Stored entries
▼

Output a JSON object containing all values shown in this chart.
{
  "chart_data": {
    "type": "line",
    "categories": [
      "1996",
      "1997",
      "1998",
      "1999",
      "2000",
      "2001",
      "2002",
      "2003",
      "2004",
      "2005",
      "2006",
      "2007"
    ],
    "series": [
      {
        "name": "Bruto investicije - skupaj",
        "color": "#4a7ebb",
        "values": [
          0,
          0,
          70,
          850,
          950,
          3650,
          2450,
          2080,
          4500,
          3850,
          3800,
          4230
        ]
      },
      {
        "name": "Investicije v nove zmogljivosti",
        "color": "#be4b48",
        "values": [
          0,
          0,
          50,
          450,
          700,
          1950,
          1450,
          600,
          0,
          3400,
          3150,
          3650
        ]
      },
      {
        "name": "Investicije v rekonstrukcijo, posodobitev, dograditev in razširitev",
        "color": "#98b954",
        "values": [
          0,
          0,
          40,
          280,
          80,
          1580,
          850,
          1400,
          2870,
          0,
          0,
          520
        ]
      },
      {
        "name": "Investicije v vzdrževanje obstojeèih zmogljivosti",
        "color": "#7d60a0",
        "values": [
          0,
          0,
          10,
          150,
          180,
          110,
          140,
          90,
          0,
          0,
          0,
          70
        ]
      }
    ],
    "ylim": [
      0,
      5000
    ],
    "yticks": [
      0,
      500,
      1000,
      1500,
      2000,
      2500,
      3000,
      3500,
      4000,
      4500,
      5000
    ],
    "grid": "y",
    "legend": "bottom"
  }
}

▲

◆ Given request:
Copy down the material exactly as written.

◆ Output of the task:
Output a JSON object containing all values shown in this chart.
{
  "chart_data": {
    "type": "line",
    "categories": [
      "1996",
      "1997",
      "1998",
      "1999",
      "2000",
      "2001",
      "2002",
      "2003",
      "2004",
      "2005",
      "2006",
      "2007"
    ],
    "series": [
      {
        "name": "Bruto investicije - skupaj",
        "color": "#4a7ebb",
        "values": [
          0,
          0,
          70,
          850,
          950,
          3650,
          2450,
          2080,
          4500,
          3850,
          3800,
          4230
        ]
      },
      {
        "name": "Investicije v nove zmogljivosti",
        "color": "#be4b48",
        "values": [
          0,
          0,
          50,
          450,
          700,
          1950,
          1450,
          600,
          0,
          3400,
          3150,
          3650
        ]
      },
      {
        "name": "Investicije v rekonstrukcijo, posodobitev, dograditev in razširitev",
        "color": "#98b954",
        "values": [
          0,
          0,
          40,
          280,
          80,
          1580,
          850,
          1400,
          2870,
          0,
          0,
          520
        ]
      },
      {
        "name": "Investicije v vzdrževanje obstojeèih zmogljivosti",
        "color": "#7d60a0",
        "values": [
          0,
          0,
          10,
          150,
          180,
          110,
          140,
          90,
          0,
          0,
          0,
          70
        ]
      }
    ],
    "ylim": [
      0,
      5000
    ],
    "yticks": [
      0,
      500,
      1000,
      1500,
      2000,
      2500,
      3000,
      3500,
      4000,
      4500,
      5000
    ],
    "grid": "y",
    "legend": "bottom"
  }
}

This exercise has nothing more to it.